* [Data excerpts]:
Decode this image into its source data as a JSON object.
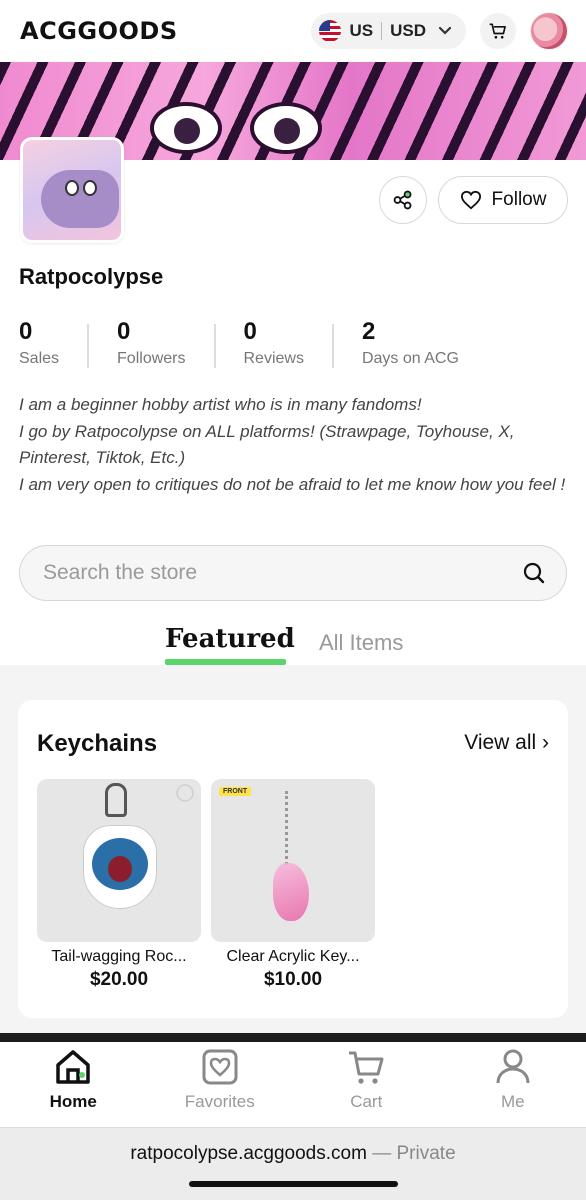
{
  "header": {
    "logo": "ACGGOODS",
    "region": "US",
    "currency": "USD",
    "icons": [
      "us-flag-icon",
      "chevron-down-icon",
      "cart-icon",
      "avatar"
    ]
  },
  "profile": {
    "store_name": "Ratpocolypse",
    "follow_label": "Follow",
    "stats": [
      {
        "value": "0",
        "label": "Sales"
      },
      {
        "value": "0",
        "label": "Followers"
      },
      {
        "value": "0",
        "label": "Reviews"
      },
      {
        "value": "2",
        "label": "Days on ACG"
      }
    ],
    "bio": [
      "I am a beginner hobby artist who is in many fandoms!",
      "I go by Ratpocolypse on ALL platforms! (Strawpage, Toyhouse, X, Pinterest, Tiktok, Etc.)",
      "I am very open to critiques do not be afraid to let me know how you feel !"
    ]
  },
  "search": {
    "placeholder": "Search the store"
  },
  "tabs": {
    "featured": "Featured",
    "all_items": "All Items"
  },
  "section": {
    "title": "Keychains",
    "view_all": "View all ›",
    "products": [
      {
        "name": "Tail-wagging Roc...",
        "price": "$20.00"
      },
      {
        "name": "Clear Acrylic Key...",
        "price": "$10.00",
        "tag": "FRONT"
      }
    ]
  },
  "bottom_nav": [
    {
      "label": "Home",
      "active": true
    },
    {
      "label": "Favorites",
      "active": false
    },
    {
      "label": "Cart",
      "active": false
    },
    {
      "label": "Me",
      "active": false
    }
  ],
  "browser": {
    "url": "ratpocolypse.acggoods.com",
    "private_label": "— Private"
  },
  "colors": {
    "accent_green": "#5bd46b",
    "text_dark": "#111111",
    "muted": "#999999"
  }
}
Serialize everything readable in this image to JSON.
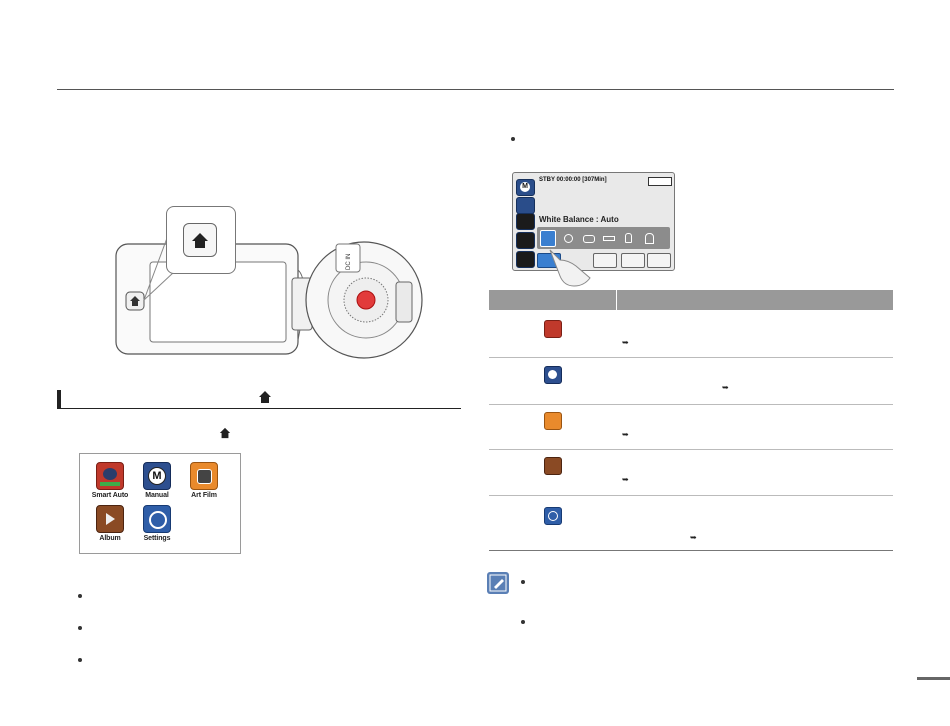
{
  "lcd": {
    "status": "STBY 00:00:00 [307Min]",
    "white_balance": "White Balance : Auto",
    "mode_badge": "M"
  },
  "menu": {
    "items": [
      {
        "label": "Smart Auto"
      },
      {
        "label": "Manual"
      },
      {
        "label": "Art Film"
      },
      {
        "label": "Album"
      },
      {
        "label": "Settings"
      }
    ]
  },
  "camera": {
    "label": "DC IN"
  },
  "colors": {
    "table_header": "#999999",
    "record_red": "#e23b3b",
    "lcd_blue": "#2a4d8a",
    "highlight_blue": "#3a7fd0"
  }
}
==
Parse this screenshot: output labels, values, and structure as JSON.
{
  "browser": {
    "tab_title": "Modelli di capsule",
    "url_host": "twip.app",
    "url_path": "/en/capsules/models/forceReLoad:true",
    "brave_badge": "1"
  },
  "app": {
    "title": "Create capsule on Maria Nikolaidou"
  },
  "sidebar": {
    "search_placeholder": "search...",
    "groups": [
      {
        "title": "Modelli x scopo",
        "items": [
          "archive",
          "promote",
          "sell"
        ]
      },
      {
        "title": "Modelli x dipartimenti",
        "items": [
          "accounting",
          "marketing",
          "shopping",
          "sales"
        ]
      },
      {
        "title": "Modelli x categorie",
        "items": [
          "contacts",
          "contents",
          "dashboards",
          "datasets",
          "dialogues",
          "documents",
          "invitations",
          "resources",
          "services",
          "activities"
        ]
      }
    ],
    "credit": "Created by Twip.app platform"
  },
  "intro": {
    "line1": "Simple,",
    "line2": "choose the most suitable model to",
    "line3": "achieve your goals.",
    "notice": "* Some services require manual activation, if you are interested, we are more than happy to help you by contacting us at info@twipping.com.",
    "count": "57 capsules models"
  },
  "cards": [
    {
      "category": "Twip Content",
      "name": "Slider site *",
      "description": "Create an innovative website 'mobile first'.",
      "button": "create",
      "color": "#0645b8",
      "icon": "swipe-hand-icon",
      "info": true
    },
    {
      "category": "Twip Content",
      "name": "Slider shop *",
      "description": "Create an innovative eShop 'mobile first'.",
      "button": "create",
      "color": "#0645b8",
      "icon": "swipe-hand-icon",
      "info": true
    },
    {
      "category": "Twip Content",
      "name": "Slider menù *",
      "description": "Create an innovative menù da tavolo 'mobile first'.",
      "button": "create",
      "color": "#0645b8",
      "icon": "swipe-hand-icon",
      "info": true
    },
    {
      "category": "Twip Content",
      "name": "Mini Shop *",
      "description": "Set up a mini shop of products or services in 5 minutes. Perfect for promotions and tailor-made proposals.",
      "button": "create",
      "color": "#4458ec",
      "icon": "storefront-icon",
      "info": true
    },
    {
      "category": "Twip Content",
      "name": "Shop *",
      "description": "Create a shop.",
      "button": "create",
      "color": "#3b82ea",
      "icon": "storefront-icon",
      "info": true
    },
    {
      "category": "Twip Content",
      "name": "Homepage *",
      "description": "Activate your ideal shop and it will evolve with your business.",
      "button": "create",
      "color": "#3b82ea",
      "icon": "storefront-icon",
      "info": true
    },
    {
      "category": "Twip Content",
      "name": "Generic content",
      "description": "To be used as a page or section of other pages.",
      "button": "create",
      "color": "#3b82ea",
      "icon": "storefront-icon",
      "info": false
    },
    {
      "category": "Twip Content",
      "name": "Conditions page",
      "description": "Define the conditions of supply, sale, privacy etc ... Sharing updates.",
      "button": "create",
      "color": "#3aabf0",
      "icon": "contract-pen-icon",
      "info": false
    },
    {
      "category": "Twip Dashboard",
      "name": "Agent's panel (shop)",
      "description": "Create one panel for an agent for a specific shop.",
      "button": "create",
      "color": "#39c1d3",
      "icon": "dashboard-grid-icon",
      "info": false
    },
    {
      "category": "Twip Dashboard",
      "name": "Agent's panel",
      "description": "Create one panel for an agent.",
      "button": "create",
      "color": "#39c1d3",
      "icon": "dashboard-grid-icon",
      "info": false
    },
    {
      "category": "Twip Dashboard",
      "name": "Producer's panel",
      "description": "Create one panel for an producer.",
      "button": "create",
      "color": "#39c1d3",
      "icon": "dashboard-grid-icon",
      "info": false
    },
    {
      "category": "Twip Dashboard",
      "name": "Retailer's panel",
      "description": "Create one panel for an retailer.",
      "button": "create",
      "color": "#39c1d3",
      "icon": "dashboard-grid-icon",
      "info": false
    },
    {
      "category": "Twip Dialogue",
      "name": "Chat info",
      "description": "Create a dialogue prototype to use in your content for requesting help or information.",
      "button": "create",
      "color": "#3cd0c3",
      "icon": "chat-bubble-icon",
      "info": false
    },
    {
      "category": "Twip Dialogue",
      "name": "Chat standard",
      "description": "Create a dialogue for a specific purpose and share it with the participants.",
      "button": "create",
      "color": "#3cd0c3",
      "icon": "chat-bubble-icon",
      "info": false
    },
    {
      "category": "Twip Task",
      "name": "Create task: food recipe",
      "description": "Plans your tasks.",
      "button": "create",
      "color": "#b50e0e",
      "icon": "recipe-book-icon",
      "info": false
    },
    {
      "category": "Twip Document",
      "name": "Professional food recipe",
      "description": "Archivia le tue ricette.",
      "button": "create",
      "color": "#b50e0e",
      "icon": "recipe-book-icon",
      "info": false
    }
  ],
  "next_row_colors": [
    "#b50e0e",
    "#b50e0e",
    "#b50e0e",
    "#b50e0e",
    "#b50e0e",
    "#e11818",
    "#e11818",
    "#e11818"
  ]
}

* [Directions]:
Report how many lines of the listing above include the word "help". Say nothing but the number.

* [Written solution]:
2